Each line containing the word "жидкости" must be collected.

** BEGIN DATA FOR THE TASK **

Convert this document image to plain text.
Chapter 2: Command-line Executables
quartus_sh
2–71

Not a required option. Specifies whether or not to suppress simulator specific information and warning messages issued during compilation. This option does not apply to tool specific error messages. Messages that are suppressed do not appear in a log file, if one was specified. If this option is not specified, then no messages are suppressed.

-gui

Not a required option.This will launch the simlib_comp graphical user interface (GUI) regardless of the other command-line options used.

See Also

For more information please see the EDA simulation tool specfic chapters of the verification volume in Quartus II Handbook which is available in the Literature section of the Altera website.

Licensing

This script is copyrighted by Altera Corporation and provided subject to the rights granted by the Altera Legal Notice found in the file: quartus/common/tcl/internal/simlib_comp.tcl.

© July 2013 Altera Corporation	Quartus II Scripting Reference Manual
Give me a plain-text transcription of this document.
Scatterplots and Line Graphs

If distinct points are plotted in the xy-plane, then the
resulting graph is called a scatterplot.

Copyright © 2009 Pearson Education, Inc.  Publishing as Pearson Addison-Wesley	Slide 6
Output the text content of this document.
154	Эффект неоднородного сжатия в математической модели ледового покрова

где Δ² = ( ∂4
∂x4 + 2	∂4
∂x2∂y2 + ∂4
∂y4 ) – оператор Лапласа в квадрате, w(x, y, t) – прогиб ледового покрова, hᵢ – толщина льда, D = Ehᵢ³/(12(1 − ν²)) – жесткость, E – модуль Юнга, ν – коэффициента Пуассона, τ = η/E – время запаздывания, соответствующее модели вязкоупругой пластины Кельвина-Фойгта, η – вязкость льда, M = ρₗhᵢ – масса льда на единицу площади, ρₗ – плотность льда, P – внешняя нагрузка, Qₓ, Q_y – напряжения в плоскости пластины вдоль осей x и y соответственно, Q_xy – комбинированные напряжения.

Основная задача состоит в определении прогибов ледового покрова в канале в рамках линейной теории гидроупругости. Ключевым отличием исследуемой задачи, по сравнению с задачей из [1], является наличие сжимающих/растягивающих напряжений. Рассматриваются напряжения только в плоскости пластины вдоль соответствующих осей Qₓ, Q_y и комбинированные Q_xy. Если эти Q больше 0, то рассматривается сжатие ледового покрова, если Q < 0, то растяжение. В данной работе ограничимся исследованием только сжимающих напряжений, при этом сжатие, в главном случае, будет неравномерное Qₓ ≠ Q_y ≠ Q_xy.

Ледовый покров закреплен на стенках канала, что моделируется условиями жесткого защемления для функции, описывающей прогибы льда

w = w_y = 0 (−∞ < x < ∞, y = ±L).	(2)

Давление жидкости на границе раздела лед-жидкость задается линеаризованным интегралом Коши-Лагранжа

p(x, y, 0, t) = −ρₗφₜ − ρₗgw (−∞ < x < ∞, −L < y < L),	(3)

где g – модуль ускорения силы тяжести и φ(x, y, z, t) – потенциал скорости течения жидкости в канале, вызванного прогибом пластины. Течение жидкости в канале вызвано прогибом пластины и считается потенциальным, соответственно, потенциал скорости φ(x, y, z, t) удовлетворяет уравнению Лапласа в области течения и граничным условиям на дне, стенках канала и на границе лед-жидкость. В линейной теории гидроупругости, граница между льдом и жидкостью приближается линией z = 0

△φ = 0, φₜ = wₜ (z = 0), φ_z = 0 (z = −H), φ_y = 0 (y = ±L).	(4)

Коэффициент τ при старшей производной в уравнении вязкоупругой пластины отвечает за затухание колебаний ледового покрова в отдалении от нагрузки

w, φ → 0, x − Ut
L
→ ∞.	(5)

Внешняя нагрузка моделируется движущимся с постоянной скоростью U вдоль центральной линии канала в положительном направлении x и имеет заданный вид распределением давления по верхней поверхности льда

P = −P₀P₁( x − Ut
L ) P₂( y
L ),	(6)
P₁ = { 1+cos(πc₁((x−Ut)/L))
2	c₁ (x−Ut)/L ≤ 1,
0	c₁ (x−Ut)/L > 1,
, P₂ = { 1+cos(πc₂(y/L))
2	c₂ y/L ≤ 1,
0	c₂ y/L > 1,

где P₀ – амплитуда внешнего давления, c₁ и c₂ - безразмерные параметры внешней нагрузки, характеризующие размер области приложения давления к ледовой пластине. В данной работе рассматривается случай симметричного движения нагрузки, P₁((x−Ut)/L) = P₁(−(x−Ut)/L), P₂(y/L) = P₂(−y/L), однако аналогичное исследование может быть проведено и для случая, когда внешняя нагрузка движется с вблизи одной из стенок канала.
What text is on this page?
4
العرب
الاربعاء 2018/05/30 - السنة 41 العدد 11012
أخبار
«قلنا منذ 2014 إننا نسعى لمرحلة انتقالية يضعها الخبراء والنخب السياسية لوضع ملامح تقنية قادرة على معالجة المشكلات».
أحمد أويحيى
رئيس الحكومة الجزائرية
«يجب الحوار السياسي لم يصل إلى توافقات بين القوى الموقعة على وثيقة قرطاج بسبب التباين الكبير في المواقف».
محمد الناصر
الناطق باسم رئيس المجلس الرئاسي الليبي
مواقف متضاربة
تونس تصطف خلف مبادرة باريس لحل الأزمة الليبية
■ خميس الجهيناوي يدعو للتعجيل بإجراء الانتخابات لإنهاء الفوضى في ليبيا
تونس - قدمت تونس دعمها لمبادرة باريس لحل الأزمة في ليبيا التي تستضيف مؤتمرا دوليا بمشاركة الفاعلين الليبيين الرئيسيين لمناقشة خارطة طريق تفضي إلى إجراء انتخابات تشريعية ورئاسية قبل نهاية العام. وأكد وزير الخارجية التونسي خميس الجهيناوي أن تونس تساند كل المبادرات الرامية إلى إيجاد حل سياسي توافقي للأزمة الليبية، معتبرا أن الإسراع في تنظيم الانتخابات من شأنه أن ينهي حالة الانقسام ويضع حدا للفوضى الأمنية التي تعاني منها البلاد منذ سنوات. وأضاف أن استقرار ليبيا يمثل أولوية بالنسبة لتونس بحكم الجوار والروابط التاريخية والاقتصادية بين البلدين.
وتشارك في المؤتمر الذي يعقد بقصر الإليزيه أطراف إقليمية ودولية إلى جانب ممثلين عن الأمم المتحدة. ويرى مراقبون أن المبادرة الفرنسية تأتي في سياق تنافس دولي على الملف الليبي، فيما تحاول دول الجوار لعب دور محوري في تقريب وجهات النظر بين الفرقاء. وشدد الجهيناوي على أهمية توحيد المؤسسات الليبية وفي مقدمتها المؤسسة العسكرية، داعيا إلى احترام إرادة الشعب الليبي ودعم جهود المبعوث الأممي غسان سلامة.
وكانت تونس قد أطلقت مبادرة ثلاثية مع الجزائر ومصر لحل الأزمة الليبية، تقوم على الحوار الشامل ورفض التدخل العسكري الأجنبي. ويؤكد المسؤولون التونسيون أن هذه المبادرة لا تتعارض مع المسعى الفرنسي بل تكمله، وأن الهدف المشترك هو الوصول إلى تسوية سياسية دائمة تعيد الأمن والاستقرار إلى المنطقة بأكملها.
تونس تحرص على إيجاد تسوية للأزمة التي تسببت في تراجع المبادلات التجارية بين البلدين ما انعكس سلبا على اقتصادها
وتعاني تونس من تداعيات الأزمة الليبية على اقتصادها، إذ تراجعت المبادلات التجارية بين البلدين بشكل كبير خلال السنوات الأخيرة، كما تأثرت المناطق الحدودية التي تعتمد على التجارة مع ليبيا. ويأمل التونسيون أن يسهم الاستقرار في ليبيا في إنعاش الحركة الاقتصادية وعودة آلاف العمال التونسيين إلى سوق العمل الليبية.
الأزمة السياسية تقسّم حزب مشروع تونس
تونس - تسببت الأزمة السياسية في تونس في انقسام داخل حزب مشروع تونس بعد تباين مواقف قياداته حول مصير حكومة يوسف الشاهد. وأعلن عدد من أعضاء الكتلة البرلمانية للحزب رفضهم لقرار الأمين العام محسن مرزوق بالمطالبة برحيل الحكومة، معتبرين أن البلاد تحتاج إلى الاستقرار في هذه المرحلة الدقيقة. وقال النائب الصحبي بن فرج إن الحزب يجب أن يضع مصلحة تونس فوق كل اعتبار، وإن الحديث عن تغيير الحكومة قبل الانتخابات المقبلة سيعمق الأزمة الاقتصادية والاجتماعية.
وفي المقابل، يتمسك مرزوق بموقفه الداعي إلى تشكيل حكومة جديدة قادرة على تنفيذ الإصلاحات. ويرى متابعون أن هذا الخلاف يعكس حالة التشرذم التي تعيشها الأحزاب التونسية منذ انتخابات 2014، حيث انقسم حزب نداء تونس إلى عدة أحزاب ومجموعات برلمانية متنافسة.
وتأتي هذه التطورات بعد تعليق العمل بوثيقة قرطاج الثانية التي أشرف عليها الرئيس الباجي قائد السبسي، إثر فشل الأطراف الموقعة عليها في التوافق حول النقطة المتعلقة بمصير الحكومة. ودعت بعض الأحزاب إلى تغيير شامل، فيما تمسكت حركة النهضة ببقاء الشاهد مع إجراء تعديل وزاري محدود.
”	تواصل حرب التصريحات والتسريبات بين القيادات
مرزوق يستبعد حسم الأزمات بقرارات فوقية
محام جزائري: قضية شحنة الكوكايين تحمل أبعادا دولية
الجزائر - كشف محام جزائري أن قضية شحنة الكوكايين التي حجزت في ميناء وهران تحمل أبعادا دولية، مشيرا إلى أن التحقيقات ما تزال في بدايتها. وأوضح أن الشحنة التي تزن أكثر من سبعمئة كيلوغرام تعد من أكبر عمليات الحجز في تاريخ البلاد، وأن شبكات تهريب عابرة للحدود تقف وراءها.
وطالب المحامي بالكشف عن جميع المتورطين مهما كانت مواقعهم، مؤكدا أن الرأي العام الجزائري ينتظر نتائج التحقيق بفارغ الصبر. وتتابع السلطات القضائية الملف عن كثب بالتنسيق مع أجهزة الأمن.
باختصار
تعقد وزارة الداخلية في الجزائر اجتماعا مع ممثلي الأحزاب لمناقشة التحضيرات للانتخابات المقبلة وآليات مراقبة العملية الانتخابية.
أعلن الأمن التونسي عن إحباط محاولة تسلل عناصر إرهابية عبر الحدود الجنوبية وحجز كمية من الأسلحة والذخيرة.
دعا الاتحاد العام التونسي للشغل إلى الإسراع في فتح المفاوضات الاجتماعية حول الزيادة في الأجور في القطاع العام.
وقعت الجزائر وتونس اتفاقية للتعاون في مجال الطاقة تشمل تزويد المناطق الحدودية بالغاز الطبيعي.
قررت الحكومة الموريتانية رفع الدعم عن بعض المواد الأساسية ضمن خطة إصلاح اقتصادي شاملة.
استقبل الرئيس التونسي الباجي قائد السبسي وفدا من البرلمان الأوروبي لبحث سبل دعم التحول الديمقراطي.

** END DATA FOR THE TASK **

▶ _OUTPUT BELOW_
Давление жидкости на границе раздела лед-жидкость задается линеаризованным интегралом Коши-Лагранжа
где g – модуль ускорения силы тяжести и φ(x, y, z, t) – потенциал скорости течения жидкости в канале, вызванного прогибом пластины. Течение жидкости в канале вызвано прогибом пластины и считается потенциальным, соответственно, потенциал скорости φ(x, y, z, t) удовлетворяет уравнению Лапласа в области течения и граничным условиям на дне, стенках канала и на границе лед-жидкость. В линейной теории гидроупругости, граница между льдом и жидкостью приближается линией z = 0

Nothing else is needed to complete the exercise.